# Records to process:
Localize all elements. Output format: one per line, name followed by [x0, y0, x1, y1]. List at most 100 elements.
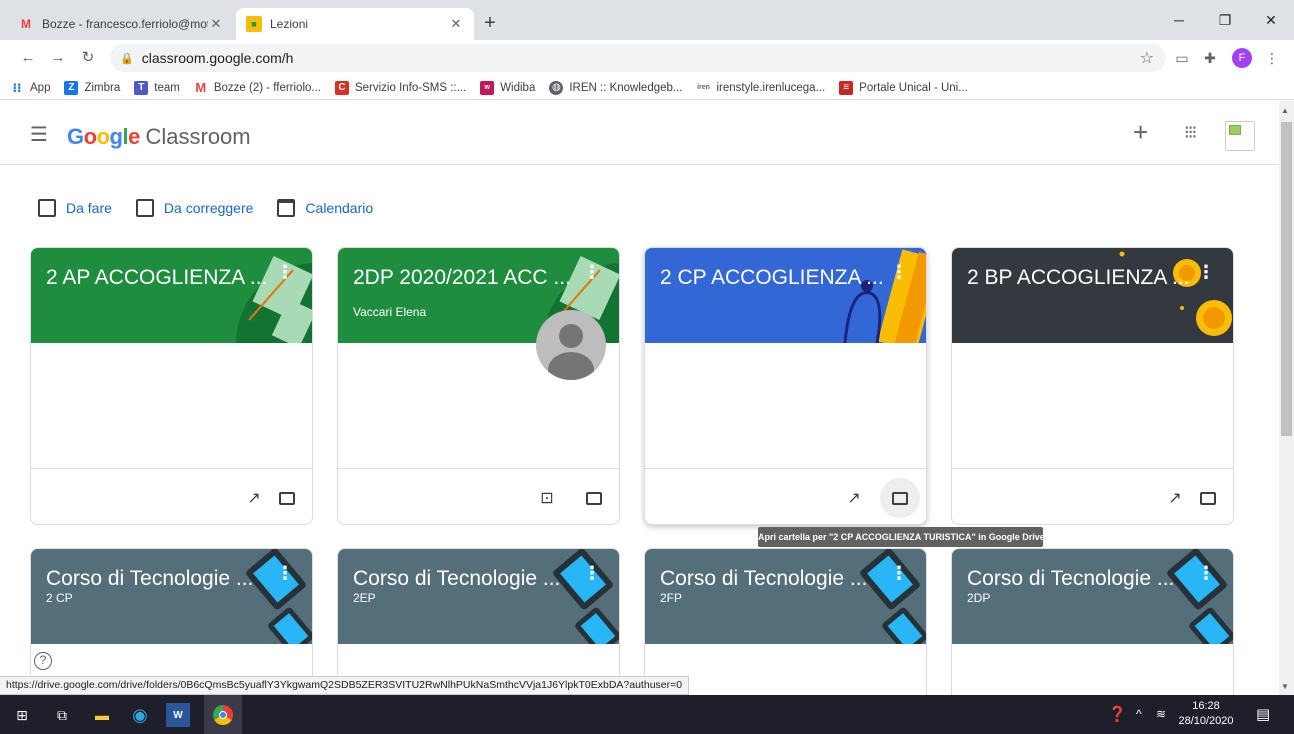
network-icon[interactable]: ≋	[1156, 707, 1166, 721]
address-bar[interactable]: 🔒 classroom.google.com/h ☆	[110, 44, 1166, 72]
scroll-up-arrow-icon[interactable]: ▲	[1281, 106, 1289, 115]
bookmark-zimbra[interactable]: Z Zimbra	[64, 80, 120, 95]
assignment-ind-icon[interactable]: ⊡	[536, 487, 558, 509]
help-tray-icon[interactable]: ❓	[1108, 705, 1127, 723]
tab-gmail[interactable]: M Bozze - francesco.ferriolo@mott ✕	[8, 8, 234, 40]
close-tab-icon[interactable]: ✕	[448, 16, 464, 32]
folder-icon[interactable]	[1197, 487, 1219, 509]
class-card[interactable]: Corso di Tecnologie ... 2 CP ⋮	[30, 548, 313, 695]
new-tab-button[interactable]: +	[478, 12, 502, 36]
bookmark-irenstyle[interactable]: iren irenstyle.irenlucega...	[697, 81, 825, 95]
tray-chevron-icon[interactable]: ^	[1136, 707, 1142, 721]
class-title[interactable]: 2 BP ACCOGLIENZA ...	[967, 266, 1190, 290]
menu-dots-icon[interactable]: ⋮	[1262, 48, 1282, 68]
folder-tooltip: Apri cartella per "2 CP ACCOGLIENZA TURI…	[758, 527, 1045, 547]
cast-icon[interactable]: ▭	[1172, 48, 1192, 68]
class-title[interactable]: 2 CP ACCOGLIENZA ...	[660, 266, 884, 290]
folder-icon[interactable]	[880, 478, 920, 518]
class-title[interactable]: Corso di Tecnologie ...	[46, 567, 253, 591]
card-banner: 2 CP ACCOGLIENZA ... ⋮	[645, 248, 926, 343]
system-clock[interactable]: 16:28 28/10/2020	[1176, 699, 1236, 729]
forward-icon[interactable]: →	[48, 48, 68, 68]
bookmark-unical[interactable]: ≡ Portale Unical - Uni...	[839, 80, 968, 95]
lock-icon: 🔒	[120, 52, 134, 65]
extensions-icon[interactable]: ✚	[1200, 48, 1220, 68]
card-banner: 2 BP ACCOGLIENZA ... ⋮	[952, 248, 1233, 343]
class-title[interactable]: Corso di Tecnologie ...	[967, 567, 1174, 591]
class-title[interactable]: 2DP 2020/2021 ACC ...	[353, 266, 571, 290]
class-section: 2EP	[353, 591, 376, 605]
class-card[interactable]: Corso di Tecnologie ... 2DP ⋮	[951, 548, 1234, 695]
zimbra-icon: Z	[64, 80, 79, 95]
nav-calendario[interactable]: Calendario	[277, 199, 373, 217]
edge-icon[interactable]: ◉	[128, 703, 152, 727]
tablet-illustration	[553, 549, 619, 644]
card-banner: 2 AP ACCOGLIENZA ... ⋮	[31, 248, 312, 343]
more-vert-icon[interactable]: ⋮	[583, 563, 601, 584]
hamburger-menu-icon[interactable]: ☰	[30, 125, 48, 145]
google-apps-icon[interactable]: ⁝⁝⁝	[1184, 121, 1197, 143]
clock-date: 28/10/2020	[1178, 715, 1234, 727]
gmail-icon: M	[21, 17, 31, 31]
trending-icon[interactable]: ↗	[243, 487, 265, 509]
bookmark-widiba[interactable]: w Widiba	[480, 80, 535, 95]
more-vert-icon[interactable]: ⋮	[1197, 262, 1215, 283]
browser-toolbar: ← → ↻ 🔒 classroom.google.com/h ☆ ▭ ✚ ⋮	[0, 40, 1294, 76]
minimize-button[interactable]: ─	[1156, 6, 1202, 34]
chrome-icon[interactable]	[204, 695, 242, 734]
browser-tab-strip: M Bozze - francesco.ferriolo@mott ✕ ■ Le…	[0, 0, 1294, 40]
folder-icon[interactable]	[276, 487, 298, 509]
trending-icon[interactable]: ↗	[1164, 487, 1186, 509]
card-banner: Corso di Tecnologie ... 2EP ⋮	[338, 549, 619, 644]
back-icon[interactable]: ←	[18, 48, 38, 68]
class-title[interactable]: 2 AP ACCOGLIENZA ...	[46, 266, 267, 290]
class-card[interactable]: Corso di Tecnologie ... 2EP ⋮	[337, 548, 620, 695]
class-section: 2FP	[660, 591, 683, 605]
bookmark-bozze[interactable]: M Bozze (2) - fferriolo...	[194, 80, 321, 95]
reload-icon[interactable]: ↻	[78, 48, 98, 68]
bookmark-servizio[interactable]: C Servizio Info-SMS ::...	[334, 80, 466, 95]
more-vert-icon[interactable]: ⋮	[1197, 563, 1215, 584]
class-card[interactable]: 2 AP ACCOGLIENZA ... ⋮ ↗	[30, 247, 313, 525]
nav-da-correggere[interactable]: Da correggere	[135, 199, 253, 217]
account-image[interactable]	[1225, 121, 1255, 151]
profile-avatar[interactable]: F	[1232, 48, 1252, 68]
more-vert-icon[interactable]: ⋮	[890, 262, 908, 283]
bookmark-app[interactable]: ⁝⁝ App	[10, 81, 50, 95]
bookmark-team[interactable]: T team	[134, 80, 180, 95]
close-window-button[interactable]: ✕	[1248, 6, 1294, 34]
tab-lezioni[interactable]: ■ Lezioni ✕	[236, 8, 474, 40]
class-title[interactable]: Corso di Tecnologie ...	[353, 567, 560, 591]
bookmark-iren[interactable]: ◍ IREN :: Knowledgeb...	[549, 80, 683, 95]
help-icon[interactable]: ?	[34, 652, 52, 670]
bookmark-star-icon[interactable]: ☆	[1140, 48, 1154, 68]
card-banner: Corso di Tecnologie ... 2DP ⋮	[952, 549, 1233, 644]
class-card[interactable]: Corso di Tecnologie ... 2FP ⋮	[644, 548, 927, 695]
classroom-logo[interactable]: Google Classroom	[67, 124, 251, 150]
word-icon[interactable]: W	[166, 703, 190, 727]
class-title[interactable]: Corso di Tecnologie ...	[660, 567, 867, 591]
task-view-icon[interactable]: ⧉	[50, 703, 74, 727]
more-vert-icon[interactable]: ⋮	[276, 262, 294, 283]
class-card[interactable]: 2 CP ACCOGLIENZA ... ⋮ ↗	[644, 247, 927, 525]
folder-icon[interactable]	[583, 487, 605, 509]
scroll-down-arrow-icon[interactable]: ▼	[1281, 682, 1289, 691]
unical-icon: ≡	[839, 80, 854, 95]
nav-da-fare[interactable]: Da fare	[38, 199, 112, 217]
more-vert-icon[interactable]: ⋮	[890, 563, 908, 584]
close-tab-icon[interactable]: ✕	[208, 16, 224, 32]
class-card[interactable]: 2DP 2020/2021 ACC ... Vaccari Elena ⋮ ⊡	[337, 247, 620, 525]
trending-icon[interactable]: ↗	[843, 487, 865, 509]
add-class-icon[interactable]: +	[1133, 119, 1148, 145]
windows-taskbar: ⊞ ⧉ ▬ ◉ W ❓ ^ ≋ 16:28 28/10/2020 ▤	[0, 695, 1294, 734]
class-section: 2DP	[967, 591, 991, 605]
notifications-icon[interactable]: ▤	[1256, 705, 1270, 723]
file-explorer-icon[interactable]: ▬	[90, 703, 114, 727]
windows-start-icon[interactable]: ⊞	[10, 703, 34, 727]
restore-button[interactable]: ❐	[1202, 6, 1248, 34]
more-vert-icon[interactable]: ⋮	[276, 563, 294, 584]
more-vert-icon[interactable]: ⋮	[583, 262, 601, 283]
scrollbar-thumb[interactable]	[1281, 122, 1292, 436]
status-bar-url: https://drive.google.com/drive/folders/0…	[0, 676, 690, 695]
class-card[interactable]: 2 BP ACCOGLIENZA ... ⋮ ↗	[951, 247, 1234, 525]
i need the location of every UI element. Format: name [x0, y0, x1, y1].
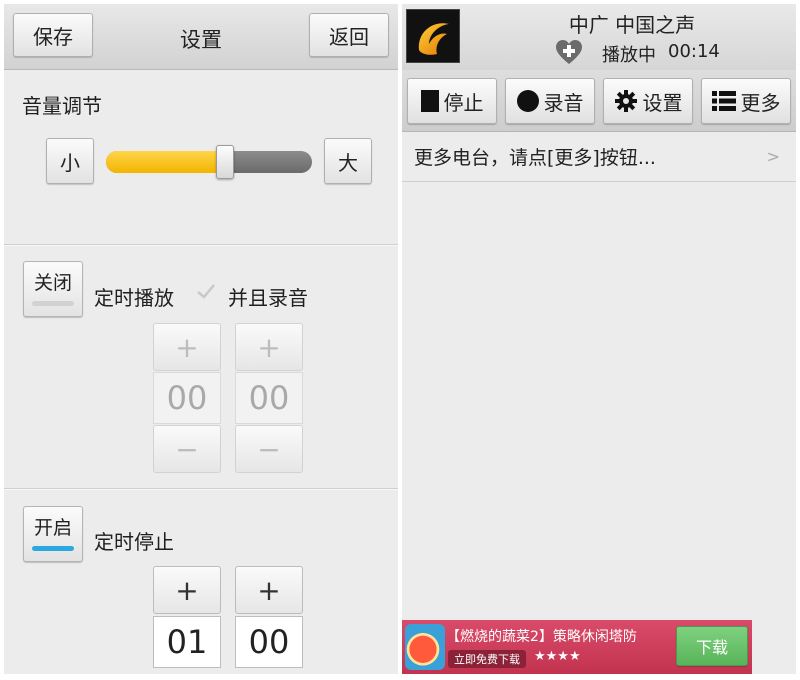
- play-minute-value[interactable]: 00: [235, 372, 303, 424]
- settings-panel: 保存 设置 返回 音量调节 小 大 关闭 定时播放 并且录音 + 00 − + …: [4, 4, 398, 674]
- timer-stop-label: 定时停止: [94, 530, 174, 554]
- record-icon: [516, 90, 539, 112]
- save-button[interactable]: 保存: [13, 13, 93, 57]
- station-name: 中广 中国之声: [568, 13, 696, 37]
- record-button[interactable]: 录音: [505, 78, 595, 124]
- stop-icon: [420, 90, 439, 112]
- timer-play-toggle-label: 关闭: [33, 272, 72, 294]
- timer-play-toggle[interactable]: 关闭: [23, 261, 83, 317]
- app-logo: [406, 9, 460, 63]
- settings-button[interactable]: 设置: [603, 78, 693, 124]
- toggle-indicator: [32, 301, 74, 306]
- more-button[interactable]: 更多: [701, 78, 791, 124]
- timer-play-label: 定时播放: [94, 286, 174, 310]
- back-button[interactable]: 返回: [309, 13, 389, 57]
- ad-free-download-badge[interactable]: 立即免费下载: [448, 650, 526, 668]
- stop-hour-value[interactable]: 01: [153, 616, 221, 668]
- ad-banner[interactable]: 【燃烧的蔬菜2】策略休闲塔防 立即免费下载 ★★★★ 下载: [402, 620, 752, 674]
- ad-rating-stars: ★★★★: [534, 649, 581, 664]
- gear-icon: [614, 89, 638, 113]
- ad-download-button[interactable]: 下载: [676, 626, 748, 666]
- chevron-right-icon: >: [766, 147, 780, 166]
- more-label: 更多: [740, 90, 781, 115]
- playback-status: 播放中: [602, 45, 656, 66]
- play-minute-minus-button[interactable]: −: [235, 425, 303, 473]
- stop-label: 停止: [443, 90, 484, 115]
- play-hour-value[interactable]: 00: [153, 372, 221, 424]
- play-hour-minus-button[interactable]: −: [153, 425, 221, 473]
- player-panel: 中广 中国之声 播放中 00:14 停止 录音 设置 更多 更多电台，请点[更多…: [402, 4, 796, 674]
- stop-minute-plus-button[interactable]: +: [235, 566, 303, 614]
- settings-label: 设置: [642, 90, 683, 115]
- page-title: 设置: [180, 28, 222, 52]
- volume-up-button[interactable]: 大: [324, 138, 372, 184]
- stop-minute-value[interactable]: 00: [235, 616, 303, 668]
- more-stations-text: 更多电台，请点[更多]按钮...: [414, 147, 656, 169]
- play-hour-plus-button[interactable]: +: [153, 323, 221, 371]
- record-check-icon[interactable]: [194, 279, 218, 303]
- timer-stop-toggle-label: 开启: [33, 517, 72, 539]
- stop-hour-plus-button[interactable]: +: [153, 566, 221, 614]
- volume-down-button[interactable]: 小: [46, 138, 94, 184]
- timer-stop-toggle[interactable]: 开启: [23, 506, 83, 562]
- more-stations-item[interactable]: 更多电台，请点[更多]按钮... >: [402, 132, 796, 182]
- play-minute-plus-button[interactable]: +: [235, 323, 303, 371]
- ad-game-icon: [405, 624, 445, 670]
- volume-slider-thumb[interactable]: [216, 145, 235, 179]
- ad-title: 【燃烧的蔬菜2】策略休闲塔防: [446, 629, 637, 645]
- toggle-indicator: [32, 546, 74, 551]
- divider: [4, 244, 398, 246]
- and-record-label[interactable]: 并且录音: [228, 282, 308, 311]
- volume-label: 音量调节: [22, 94, 102, 118]
- record-label: 录音: [543, 90, 584, 115]
- volume-slider[interactable]: [106, 151, 312, 173]
- volume-slider-fill: [106, 151, 226, 173]
- playback-time: 00:14: [668, 41, 720, 62]
- list-icon: [711, 90, 736, 112]
- stop-button[interactable]: 停止: [407, 78, 497, 124]
- divider: [4, 488, 398, 490]
- favorite-add-icon[interactable]: [555, 39, 583, 65]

# Your instructions:
In the part of the data that opens with the line containing "707, 1166, 721]" and closes with the line containing "487, 558, 509]", substitute "clickable" for "interactable" and give those lines again with everything else unchanged.

# Problem solution:
network-icon[clickable]: ≋	[1156, 707, 1166, 721]
address-bar[clickable]: 🔒 classroom.google.com/h ☆	[110, 44, 1166, 72]
scroll-up-arrow-icon[clickable]: ▲	[1281, 106, 1289, 115]
bookmark-zimbra[clickable]: Z Zimbra	[64, 80, 120, 95]
assignment-ind-icon[clickable]: ⊡	[536, 487, 558, 509]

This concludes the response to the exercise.